GIVEN EXERCISE:
Work through the records below and tally every line containing "Елена". Reply with the total alone.

Dataset excerpts
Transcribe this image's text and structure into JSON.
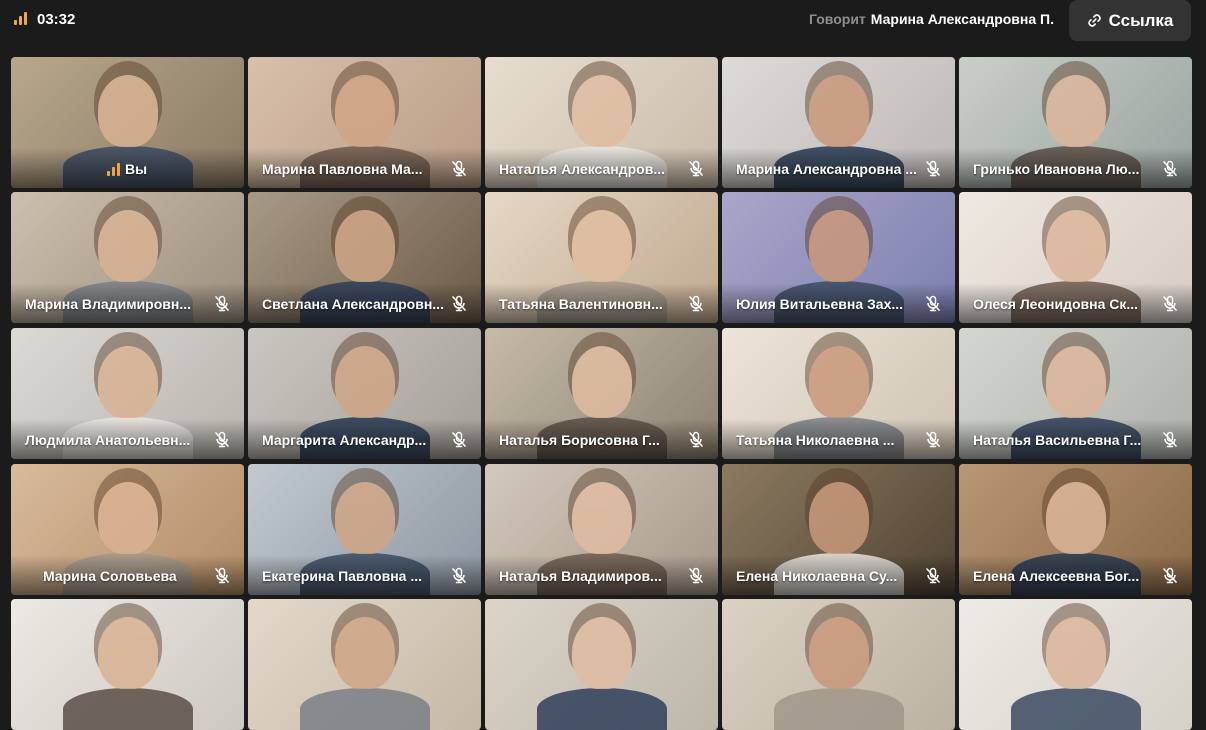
{
  "status_bar": {
    "time": "03:32",
    "speaking_label": "Говорит",
    "speaking_name": "Марина Александровна П.",
    "link_button": "Ссылка"
  },
  "you_label": "Вы",
  "participants": [
    "Марина Павловна Ма...",
    "Наталья Александров...",
    "Марина Александровна ...",
    "Гринько Ивановна Лю...",
    "Марина Владимировн...",
    "Светлана Александровн...",
    "Татьяна Валентиновн...",
    "Юлия Витальевна Зах...",
    "Олеся Леонидовна Ск...",
    "Людмила Анатольевн...",
    "Маргарита Александр...",
    "Наталья Борисовна Г...",
    "Татьяна Николаевна ...",
    "Наталья Васильевна Г...",
    "Марина Соловьева",
    "Екатерина Павловна ...",
    "Наталья Владимиров...",
    "Елена Николаевна Су...",
    "Елена Алексеевна Бог..."
  ],
  "colors": {
    "background": "#1b1b1b",
    "button_bg": "#333333",
    "signal": "#f2a53a",
    "speaking_label": "#8f8f8f"
  },
  "icons": {
    "signal": "signal-strength-icon",
    "link": "link-icon",
    "muted": "mic-off-icon"
  }
}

SOLUTION BELOW:
2